À VOUS: Poursuivez l'article sur la position de Hilde Crevits face à la coalition Vivaldi à partir de sa dernière phrase.

EXTRAIT À LIRE:
○ ○ ○ ○

La ministre Crevits défend la volonté de faire de la coalition Vivaldi “un bon projet”

"Je comprends très bien les inquiétudes à propos de la participation du CD&V" à la coalition à 7 partis (dont quatre de gauche) pour former un nouveau gouvernement fédéral et le rôle qu’il y jouera, indiquait la ministre démocrate-chrétienne flamande ce vendredi dans l’émission "De ochtend" (VRT)." J’ai aussi des inquiétudes. Il s’agit d’en faire un bon projet, et s’il n’est pas bon il ne recevra jamais l’aval du congrès", reconnaissait Hilde Crevits (photo).

Faute de majorité en Flandre dans un tel gouvernement, tout dépendra donc du contenu et de la manière dont le CD&V sera respecté dans une coalition où le parti n'est pas mathématiquement nécessaire, expliquait la ministre flamande au micro de l'émission De Ochtend. "Lorsque vous sautez (à bord), vous devez sauter avec conviction et avec la volonté d'en faire un bon projet", estime Hilde Crevits.

Plusieurs voix critiques se sont élevées au sein du parti démocrate-chrétien flamand sur une participation à cette coalition rassemblant également le PS et le SP.A, le MR et l'Open VLD ainsi qu'Ecolo et Groen. Le ministre de l'Intérieur, Pieter De Crem, avait ainsi plaidé pour une cure d'opposition "à moins que la Vivaldi ne rédige un texte de centre-droit dans les domaines de la migration, de l'économie ou de la sécurité".

Jeudi soir, le président des aînés du CD&V et figure du parti, Eric Van Rompuy, s'était une nouvelle fois inquiété du rôle de sa formation dans un gouvernement Vivaldi. "Nous risquons d'être entraînés dans un train dont personne ne sait où il va", écrivait-il sur sa page Facebook.

Quant au bourgmestre de la commune de Ledegem et député flamand Bart Dochy, il a confié au magazine 'Krant van West-Vlaanderen' qu'il "n'aime pas toute l'histoire de la Vivaldi", une opinion partagée selon lui par "une grande majorité" des bourgmestres CD&V.

La ministre de l’Economie, de l’Emploi et de l’Innovation Hilde Crevits leur a répondu ce vendredi matin "très bien comprendre les préoccupations" entourant la participation gouvernementale qui est maintenant sur la table. "C'est un gouvernement sans majorité flamande, donc tout dépendra de la manière dont le contenu est maintenant négocié, de la manière dont nous, en tant que parti, sommes respectés dans une coalition au sein de laquelle nous ne sommes mathématiquement pas vraiment nécessaires", a-t-elle dit.

○ ○ ○ ○

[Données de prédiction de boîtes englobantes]
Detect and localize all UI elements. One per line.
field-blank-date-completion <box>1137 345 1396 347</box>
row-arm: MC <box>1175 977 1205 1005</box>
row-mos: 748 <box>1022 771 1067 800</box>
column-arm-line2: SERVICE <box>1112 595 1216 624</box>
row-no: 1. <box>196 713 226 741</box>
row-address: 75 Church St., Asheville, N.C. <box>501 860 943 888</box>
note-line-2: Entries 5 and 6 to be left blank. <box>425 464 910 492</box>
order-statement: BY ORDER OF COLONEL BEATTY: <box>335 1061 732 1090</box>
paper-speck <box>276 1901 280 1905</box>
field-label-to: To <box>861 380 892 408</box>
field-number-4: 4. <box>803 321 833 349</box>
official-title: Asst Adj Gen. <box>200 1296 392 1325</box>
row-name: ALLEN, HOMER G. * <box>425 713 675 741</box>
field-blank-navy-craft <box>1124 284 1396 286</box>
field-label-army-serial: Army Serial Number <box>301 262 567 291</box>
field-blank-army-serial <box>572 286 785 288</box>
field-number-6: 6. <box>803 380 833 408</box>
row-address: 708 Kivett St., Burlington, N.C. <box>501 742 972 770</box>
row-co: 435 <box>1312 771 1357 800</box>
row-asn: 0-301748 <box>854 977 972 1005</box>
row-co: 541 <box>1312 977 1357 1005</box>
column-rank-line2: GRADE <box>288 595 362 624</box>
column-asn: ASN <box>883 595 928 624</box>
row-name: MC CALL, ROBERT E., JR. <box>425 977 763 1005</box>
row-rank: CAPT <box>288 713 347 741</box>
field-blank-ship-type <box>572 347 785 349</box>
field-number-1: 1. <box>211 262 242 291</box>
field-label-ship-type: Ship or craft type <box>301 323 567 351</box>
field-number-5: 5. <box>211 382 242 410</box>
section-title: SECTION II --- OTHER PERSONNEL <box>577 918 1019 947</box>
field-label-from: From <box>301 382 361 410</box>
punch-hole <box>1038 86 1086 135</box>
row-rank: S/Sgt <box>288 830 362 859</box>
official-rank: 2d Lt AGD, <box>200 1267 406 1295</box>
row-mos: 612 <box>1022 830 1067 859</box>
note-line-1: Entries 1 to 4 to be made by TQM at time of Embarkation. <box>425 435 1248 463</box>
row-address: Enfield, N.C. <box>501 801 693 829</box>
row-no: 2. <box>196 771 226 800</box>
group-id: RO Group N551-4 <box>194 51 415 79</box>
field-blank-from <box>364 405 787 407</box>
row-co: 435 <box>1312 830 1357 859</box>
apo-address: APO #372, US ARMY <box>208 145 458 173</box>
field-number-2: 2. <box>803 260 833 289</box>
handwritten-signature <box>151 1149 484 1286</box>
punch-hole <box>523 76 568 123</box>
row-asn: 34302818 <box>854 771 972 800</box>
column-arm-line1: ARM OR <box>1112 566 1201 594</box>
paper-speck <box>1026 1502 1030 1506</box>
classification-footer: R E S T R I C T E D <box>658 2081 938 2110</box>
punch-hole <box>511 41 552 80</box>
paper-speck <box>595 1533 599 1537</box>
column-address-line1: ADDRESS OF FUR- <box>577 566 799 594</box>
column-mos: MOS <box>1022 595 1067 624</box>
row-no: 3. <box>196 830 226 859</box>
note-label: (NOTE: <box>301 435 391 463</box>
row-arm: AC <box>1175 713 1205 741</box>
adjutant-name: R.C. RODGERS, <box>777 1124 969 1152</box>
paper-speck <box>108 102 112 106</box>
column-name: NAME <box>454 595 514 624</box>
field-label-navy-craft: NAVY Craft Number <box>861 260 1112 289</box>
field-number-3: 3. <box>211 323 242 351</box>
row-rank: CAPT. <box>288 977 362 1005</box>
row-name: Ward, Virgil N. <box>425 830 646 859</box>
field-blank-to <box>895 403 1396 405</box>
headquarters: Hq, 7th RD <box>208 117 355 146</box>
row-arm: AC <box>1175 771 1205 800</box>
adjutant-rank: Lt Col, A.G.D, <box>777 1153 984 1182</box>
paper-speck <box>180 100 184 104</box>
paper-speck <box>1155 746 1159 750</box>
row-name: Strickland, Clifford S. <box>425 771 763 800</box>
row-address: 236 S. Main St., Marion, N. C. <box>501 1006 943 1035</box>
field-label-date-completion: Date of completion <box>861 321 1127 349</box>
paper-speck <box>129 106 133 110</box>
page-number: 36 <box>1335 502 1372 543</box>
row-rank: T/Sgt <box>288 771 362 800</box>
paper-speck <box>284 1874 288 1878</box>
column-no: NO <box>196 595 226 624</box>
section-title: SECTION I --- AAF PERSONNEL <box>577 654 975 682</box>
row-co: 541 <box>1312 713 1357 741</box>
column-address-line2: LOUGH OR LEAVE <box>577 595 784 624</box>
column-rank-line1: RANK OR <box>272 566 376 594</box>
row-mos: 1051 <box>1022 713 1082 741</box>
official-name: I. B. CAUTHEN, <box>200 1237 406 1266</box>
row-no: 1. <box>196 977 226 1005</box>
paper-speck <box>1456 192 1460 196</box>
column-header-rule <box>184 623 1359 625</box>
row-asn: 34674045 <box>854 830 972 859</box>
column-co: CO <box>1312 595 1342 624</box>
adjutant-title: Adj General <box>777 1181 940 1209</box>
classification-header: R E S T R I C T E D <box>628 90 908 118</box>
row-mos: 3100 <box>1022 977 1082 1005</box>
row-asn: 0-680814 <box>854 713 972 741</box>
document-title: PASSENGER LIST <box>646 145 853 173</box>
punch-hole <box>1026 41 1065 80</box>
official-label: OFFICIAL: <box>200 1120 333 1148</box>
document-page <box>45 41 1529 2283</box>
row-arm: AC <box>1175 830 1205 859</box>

○ ○ ○ ○

RÉPONSE RÉDIGÉE:
La ministre a souligné que le programme du gouvernement Vivaldi devrait être approuvé par un congrès des membres, tout comme la participation à l'équipe fédérale. "Si ce n'est pas un bon projet, il ne passera jamais la rampe d'un congrès".

"Oui, on m’a parlé du poste de Première ministre"

Qui sera le Premier ministre du nouveau gouvernement fédéral ? C’est une des grandes questions de cette formation, menée par les co-formateurs Paul Magnette (PS) et Alexander De Croo (Open VLD). Hilde Crevits indiquait que le président du CD&V, Joachim Coens, "a eu une conversation à ce sujet avec moi et avec le ministre de la Justice Koen Geens, qui serait d’ailleurs excellent à ce poste".

Crevits serait-elle prête à devenir Première ministre fédérale ? "J’ai un engagement de cinq ans dans le gouvernement flamand. Je préférerais pouvoir le mener à bien. Mais je suis aussi membre de mon parti et je n’ai donc pas interdit au président Joachim Coens de citer mon nom pour le poste".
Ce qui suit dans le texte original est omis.